### Written instruction
Copy down every line where the string "this" shows up.

### Records provided

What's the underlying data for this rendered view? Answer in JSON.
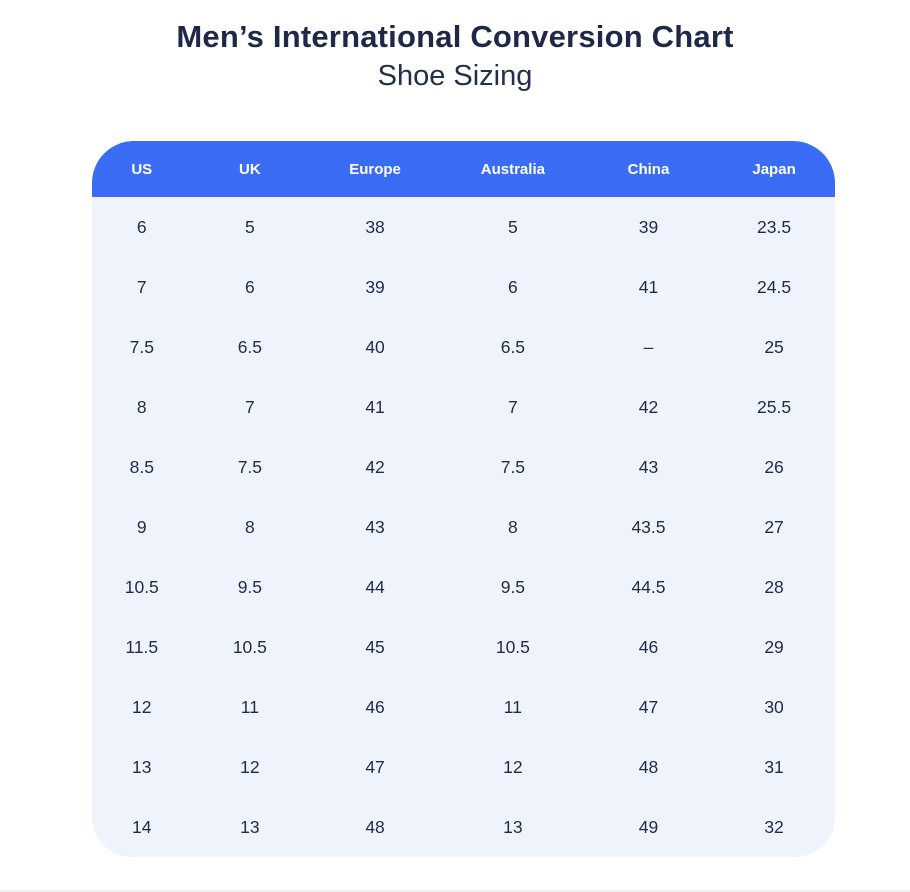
{
  "header": {
    "title": "Men’s International Conversion Chart",
    "subtitle": "Shoe Sizing"
  },
  "colors": {
    "header_bg": "#3a6cf6",
    "header_text": "#ffffff",
    "body_bg": "#eff4fc",
    "body_text": "#1f2b48",
    "title_text": "#1f2847",
    "subtitle_text": "#243049"
  },
  "table": {
    "columns": [
      "US",
      "UK",
      "Europe",
      "Australia",
      "China",
      "Japan"
    ],
    "rows": [
      [
        "6",
        "5",
        "38",
        "5",
        "39",
        "23.5"
      ],
      [
        "7",
        "6",
        "39",
        "6",
        "41",
        "24.5"
      ],
      [
        "7.5",
        "6.5",
        "40",
        "6.5",
        "–",
        "25"
      ],
      [
        "8",
        "7",
        "41",
        "7",
        "42",
        "25.5"
      ],
      [
        "8.5",
        "7.5",
        "42",
        "7.5",
        "43",
        "26"
      ],
      [
        "9",
        "8",
        "43",
        "8",
        "43.5",
        "27"
      ],
      [
        "10.5",
        "9.5",
        "44",
        "9.5",
        "44.5",
        "28"
      ],
      [
        "11.5",
        "10.5",
        "45",
        "10.5",
        "46",
        "29"
      ],
      [
        "12",
        "11",
        "46",
        "11",
        "47",
        "30"
      ],
      [
        "13",
        "12",
        "47",
        "12",
        "48",
        "31"
      ],
      [
        "14",
        "13",
        "48",
        "13",
        "49",
        "32"
      ]
    ]
  },
  "chart_data": {
    "type": "table",
    "title": "Men’s International Conversion Chart",
    "subtitle": "Shoe Sizing",
    "columns": [
      "US",
      "UK",
      "Europe",
      "Australia",
      "China",
      "Japan"
    ],
    "rows": [
      [
        "6",
        "5",
        "38",
        "5",
        "39",
        "23.5"
      ],
      [
        "7",
        "6",
        "39",
        "6",
        "41",
        "24.5"
      ],
      [
        "7.5",
        "6.5",
        "40",
        "6.5",
        "–",
        "25"
      ],
      [
        "8",
        "7",
        "41",
        "7",
        "42",
        "25.5"
      ],
      [
        "8.5",
        "7.5",
        "42",
        "7.5",
        "43",
        "26"
      ],
      [
        "9",
        "8",
        "43",
        "8",
        "43.5",
        "27"
      ],
      [
        "10.5",
        "9.5",
        "44",
        "9.5",
        "44.5",
        "28"
      ],
      [
        "11.5",
        "10.5",
        "45",
        "10.5",
        "46",
        "29"
      ],
      [
        "12",
        "11",
        "46",
        "11",
        "47",
        "30"
      ],
      [
        "13",
        "12",
        "47",
        "12",
        "48",
        "31"
      ],
      [
        "14",
        "13",
        "48",
        "13",
        "49",
        "32"
      ]
    ],
    "layout_hints": {
      "header_fill": "#3a6cf6",
      "body_fill": "#eff4fc",
      "rounded_corners": true,
      "gridlines": false,
      "cell_alignment": "center"
    }
  }
}
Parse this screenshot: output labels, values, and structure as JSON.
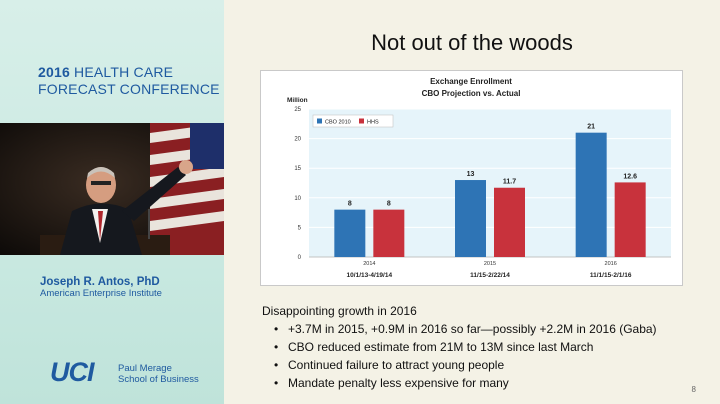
{
  "conference": {
    "year": "2016",
    "line1_rest": " HEALTH CARE",
    "line2": "FORECAST CONFERENCE"
  },
  "speaker": {
    "name": "Joseph R. Antos, PhD",
    "organization": "American Enterprise Institute"
  },
  "school": {
    "logo": "UCI",
    "line1": "Paul Merage",
    "line2": "School of Business"
  },
  "slide": {
    "title": "Not out of the woods",
    "page_number": "8",
    "lead": "Disappointing growth in 2016",
    "bullets": [
      "+3.7M in 2015, +0.9M in 2016 so far—possibly +2.2M in 2016 (Gaba)",
      "CBO reduced estimate from 21M to 13M since last March",
      "Continued failure to attract young people",
      "Mandate penalty less expensive for many"
    ]
  },
  "colors": {
    "cbo": "#2e74b5",
    "hhs": "#c8323c",
    "plot_bg": "#e6f4fa"
  },
  "chart_data": {
    "type": "bar",
    "title": "Exchange Enrollment",
    "subtitle": "CBO Projection vs. Actual",
    "ylabel": "Million",
    "ylim": [
      0,
      25
    ],
    "yticks": [
      0,
      5,
      10,
      15,
      20,
      25
    ],
    "grid": true,
    "legend": "top-left",
    "categories": [
      "2014",
      "2015",
      "2016"
    ],
    "period_labels": [
      "10/1/13-4/19/14",
      "11/15-2/22/14",
      "11/1/15-2/1/16"
    ],
    "series": [
      {
        "name": "CBO 2010",
        "values": [
          8,
          13,
          21
        ],
        "labels": [
          "8",
          "13",
          "21"
        ]
      },
      {
        "name": "HHS",
        "values": [
          8,
          11.7,
          12.6
        ],
        "labels": [
          "8",
          "11.7",
          "12.6"
        ]
      }
    ]
  }
}
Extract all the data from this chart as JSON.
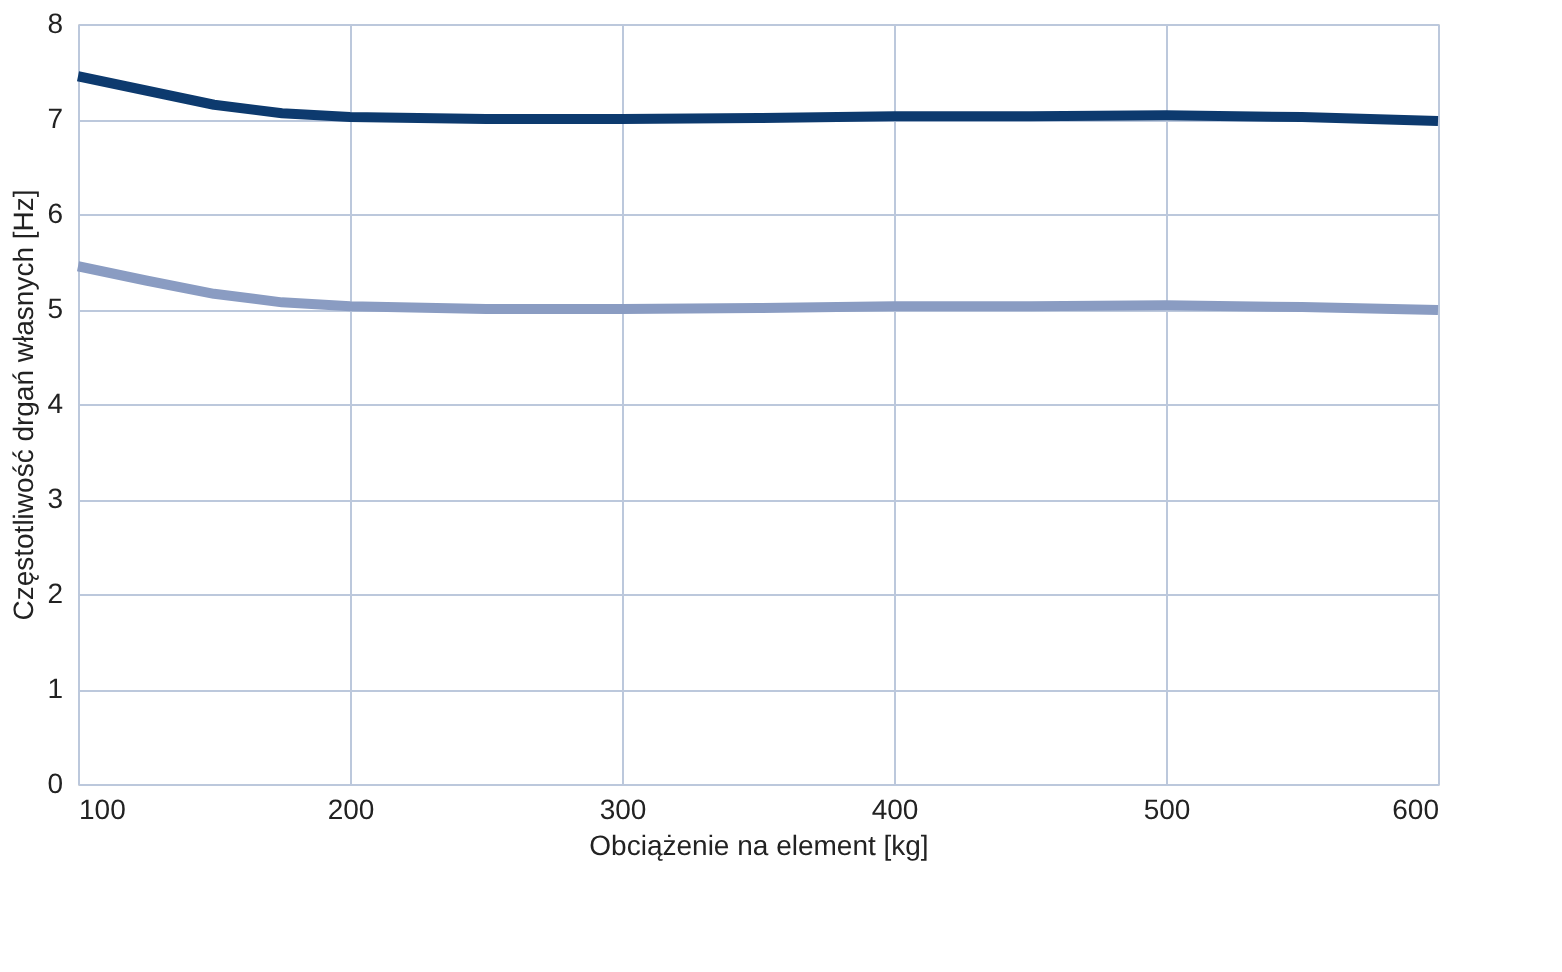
{
  "chart_data": {
    "type": "line",
    "xlabel": "Obciążenie na element [kg]",
    "ylabel": "Częstotliwość drgań własnych [Hz]",
    "x": [
      100,
      125,
      150,
      175,
      200,
      250,
      300,
      350,
      400,
      450,
      500,
      550,
      600
    ],
    "series": [
      {
        "color": "#0d3a6e",
        "values": [
          7.45,
          7.3,
          7.15,
          7.06,
          7.02,
          7.0,
          7.0,
          7.01,
          7.03,
          7.03,
          7.04,
          7.02,
          6.98
        ]
      },
      {
        "color": "#8a9cc2",
        "values": [
          5.45,
          5.3,
          5.16,
          5.07,
          5.03,
          5.0,
          5.0,
          5.01,
          5.03,
          5.03,
          5.04,
          5.02,
          4.99
        ]
      }
    ],
    "xlim": [
      100,
      600
    ],
    "xticks": [
      100,
      200,
      300,
      400,
      500,
      600
    ],
    "ylim": [
      0,
      8
    ],
    "yticks": [
      0,
      1,
      2,
      3,
      4,
      5,
      6,
      7,
      8
    ],
    "grid": true,
    "marker": "none",
    "line_style": "solid"
  }
}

### Exercise result
What's the underlying data for this rendered view? Answer in JSON.
Parse this screenshot: output labels, values, and structure as JSON.
Extract all the data from this chart as JSON.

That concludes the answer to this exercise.